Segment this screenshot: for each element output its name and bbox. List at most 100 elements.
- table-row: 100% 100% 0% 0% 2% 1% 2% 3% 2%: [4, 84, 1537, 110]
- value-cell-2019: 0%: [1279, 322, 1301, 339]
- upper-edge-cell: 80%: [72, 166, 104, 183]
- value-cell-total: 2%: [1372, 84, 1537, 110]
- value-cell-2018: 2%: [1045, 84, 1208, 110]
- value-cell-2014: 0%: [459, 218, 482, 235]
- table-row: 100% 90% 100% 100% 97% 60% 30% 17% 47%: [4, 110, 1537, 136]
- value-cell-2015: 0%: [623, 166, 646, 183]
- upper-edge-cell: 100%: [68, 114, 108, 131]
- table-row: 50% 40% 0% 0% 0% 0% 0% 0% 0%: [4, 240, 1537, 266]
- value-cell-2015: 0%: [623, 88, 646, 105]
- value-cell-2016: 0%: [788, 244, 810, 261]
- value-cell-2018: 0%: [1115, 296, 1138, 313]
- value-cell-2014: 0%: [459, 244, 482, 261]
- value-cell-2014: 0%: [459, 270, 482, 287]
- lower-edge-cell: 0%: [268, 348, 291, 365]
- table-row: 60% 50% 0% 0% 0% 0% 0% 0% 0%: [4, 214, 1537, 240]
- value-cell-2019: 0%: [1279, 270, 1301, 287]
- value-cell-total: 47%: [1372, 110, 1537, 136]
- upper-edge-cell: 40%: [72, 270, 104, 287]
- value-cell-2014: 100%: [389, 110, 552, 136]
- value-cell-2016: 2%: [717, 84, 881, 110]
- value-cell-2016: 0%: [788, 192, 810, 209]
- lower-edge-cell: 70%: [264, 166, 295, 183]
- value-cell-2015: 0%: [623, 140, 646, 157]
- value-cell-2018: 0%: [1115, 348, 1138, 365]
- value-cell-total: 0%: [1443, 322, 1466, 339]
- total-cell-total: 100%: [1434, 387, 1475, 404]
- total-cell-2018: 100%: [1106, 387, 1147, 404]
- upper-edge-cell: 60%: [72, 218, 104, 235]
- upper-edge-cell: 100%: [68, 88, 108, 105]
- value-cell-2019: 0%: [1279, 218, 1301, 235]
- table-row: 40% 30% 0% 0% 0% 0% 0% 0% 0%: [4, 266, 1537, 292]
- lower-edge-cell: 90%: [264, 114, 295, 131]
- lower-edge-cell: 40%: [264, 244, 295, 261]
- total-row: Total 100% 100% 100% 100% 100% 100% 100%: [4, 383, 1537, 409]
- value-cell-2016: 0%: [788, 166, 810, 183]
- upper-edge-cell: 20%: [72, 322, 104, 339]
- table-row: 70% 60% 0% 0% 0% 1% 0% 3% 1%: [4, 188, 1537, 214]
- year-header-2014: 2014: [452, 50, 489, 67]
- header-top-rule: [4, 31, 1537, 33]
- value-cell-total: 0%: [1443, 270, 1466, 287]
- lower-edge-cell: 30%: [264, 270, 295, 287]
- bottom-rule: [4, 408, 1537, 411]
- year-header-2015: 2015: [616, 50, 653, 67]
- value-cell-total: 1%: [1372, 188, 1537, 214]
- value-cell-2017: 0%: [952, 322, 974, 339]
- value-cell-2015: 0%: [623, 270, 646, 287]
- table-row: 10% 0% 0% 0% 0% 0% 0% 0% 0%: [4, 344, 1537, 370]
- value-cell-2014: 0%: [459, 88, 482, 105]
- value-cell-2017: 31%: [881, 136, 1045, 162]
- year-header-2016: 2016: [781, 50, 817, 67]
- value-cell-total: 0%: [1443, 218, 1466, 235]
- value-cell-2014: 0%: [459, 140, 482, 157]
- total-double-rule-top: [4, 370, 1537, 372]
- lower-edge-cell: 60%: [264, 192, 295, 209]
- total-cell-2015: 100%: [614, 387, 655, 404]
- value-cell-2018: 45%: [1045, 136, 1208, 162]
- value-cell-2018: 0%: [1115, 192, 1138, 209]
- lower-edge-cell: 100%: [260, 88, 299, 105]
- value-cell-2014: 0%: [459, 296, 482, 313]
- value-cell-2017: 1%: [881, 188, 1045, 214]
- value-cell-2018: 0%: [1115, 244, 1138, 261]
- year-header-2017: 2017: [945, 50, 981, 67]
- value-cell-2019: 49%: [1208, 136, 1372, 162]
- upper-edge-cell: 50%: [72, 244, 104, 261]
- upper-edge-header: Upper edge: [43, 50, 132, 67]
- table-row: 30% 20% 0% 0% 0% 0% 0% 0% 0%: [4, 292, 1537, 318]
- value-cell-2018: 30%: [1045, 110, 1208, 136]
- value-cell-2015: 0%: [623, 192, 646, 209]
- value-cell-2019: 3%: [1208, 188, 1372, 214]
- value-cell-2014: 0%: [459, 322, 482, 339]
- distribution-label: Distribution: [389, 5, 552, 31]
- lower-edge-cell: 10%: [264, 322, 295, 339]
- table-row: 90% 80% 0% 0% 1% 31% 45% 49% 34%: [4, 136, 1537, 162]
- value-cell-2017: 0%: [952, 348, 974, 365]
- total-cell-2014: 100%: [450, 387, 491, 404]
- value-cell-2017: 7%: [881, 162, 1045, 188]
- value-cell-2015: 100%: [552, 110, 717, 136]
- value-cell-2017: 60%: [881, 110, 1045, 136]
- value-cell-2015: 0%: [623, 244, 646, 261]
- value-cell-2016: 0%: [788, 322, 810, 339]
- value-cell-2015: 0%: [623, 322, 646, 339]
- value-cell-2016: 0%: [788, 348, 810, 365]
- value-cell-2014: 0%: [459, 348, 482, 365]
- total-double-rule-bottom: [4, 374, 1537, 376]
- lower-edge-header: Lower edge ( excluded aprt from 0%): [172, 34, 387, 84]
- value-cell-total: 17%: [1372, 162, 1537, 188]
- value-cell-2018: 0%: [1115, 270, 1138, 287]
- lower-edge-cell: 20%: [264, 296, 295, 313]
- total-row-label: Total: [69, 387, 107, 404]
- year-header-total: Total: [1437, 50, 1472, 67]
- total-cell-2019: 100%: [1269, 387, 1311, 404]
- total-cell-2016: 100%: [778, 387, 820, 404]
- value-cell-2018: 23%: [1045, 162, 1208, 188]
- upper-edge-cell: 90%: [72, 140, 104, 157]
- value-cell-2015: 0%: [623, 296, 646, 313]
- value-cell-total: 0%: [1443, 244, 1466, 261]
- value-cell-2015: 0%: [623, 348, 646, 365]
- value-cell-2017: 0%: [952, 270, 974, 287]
• • •
YOUR GOAL
Reproduce the entries verbatim, starting from the first line and ending with the line that contains "- value-cell-2015: 0%: [623, 140, 646, 157]", with both of those lines included.

ANSWER
Segment this screenshot: for each element output its name and bbox. List at most 100 elements.
- table-row: 100% 100% 0% 0% 2% 1% 2% 3% 2%: [4, 84, 1537, 110]
- value-cell-2019: 0%: [1279, 322, 1301, 339]
- upper-edge-cell: 80%: [72, 166, 104, 183]
- value-cell-total: 2%: [1372, 84, 1537, 110]
- value-cell-2018: 2%: [1045, 84, 1208, 110]
- value-cell-2014: 0%: [459, 218, 482, 235]
- table-row: 100% 90% 100% 100% 97% 60% 30% 17% 47%: [4, 110, 1537, 136]
- value-cell-2015: 0%: [623, 166, 646, 183]
- upper-edge-cell: 100%: [68, 114, 108, 131]
- table-row: 50% 40% 0% 0% 0% 0% 0% 0% 0%: [4, 240, 1537, 266]
- value-cell-2015: 0%: [623, 88, 646, 105]
- value-cell-2016: 0%: [788, 244, 810, 261]
- value-cell-2018: 0%: [1115, 296, 1138, 313]
- value-cell-2014: 0%: [459, 244, 482, 261]
- value-cell-2014: 0%: [459, 270, 482, 287]
- lower-edge-cell: 0%: [268, 348, 291, 365]
- table-row: 60% 50% 0% 0% 0% 0% 0% 0% 0%: [4, 214, 1537, 240]
- value-cell-2019: 0%: [1279, 270, 1301, 287]
- value-cell-total: 47%: [1372, 110, 1537, 136]
- upper-edge-cell: 40%: [72, 270, 104, 287]
- value-cell-2014: 100%: [389, 110, 552, 136]
- value-cell-2016: 2%: [717, 84, 881, 110]
- value-cell-2016: 0%: [788, 192, 810, 209]
- lower-edge-cell: 70%: [264, 166, 295, 183]
- value-cell-2015: 0%: [623, 140, 646, 157]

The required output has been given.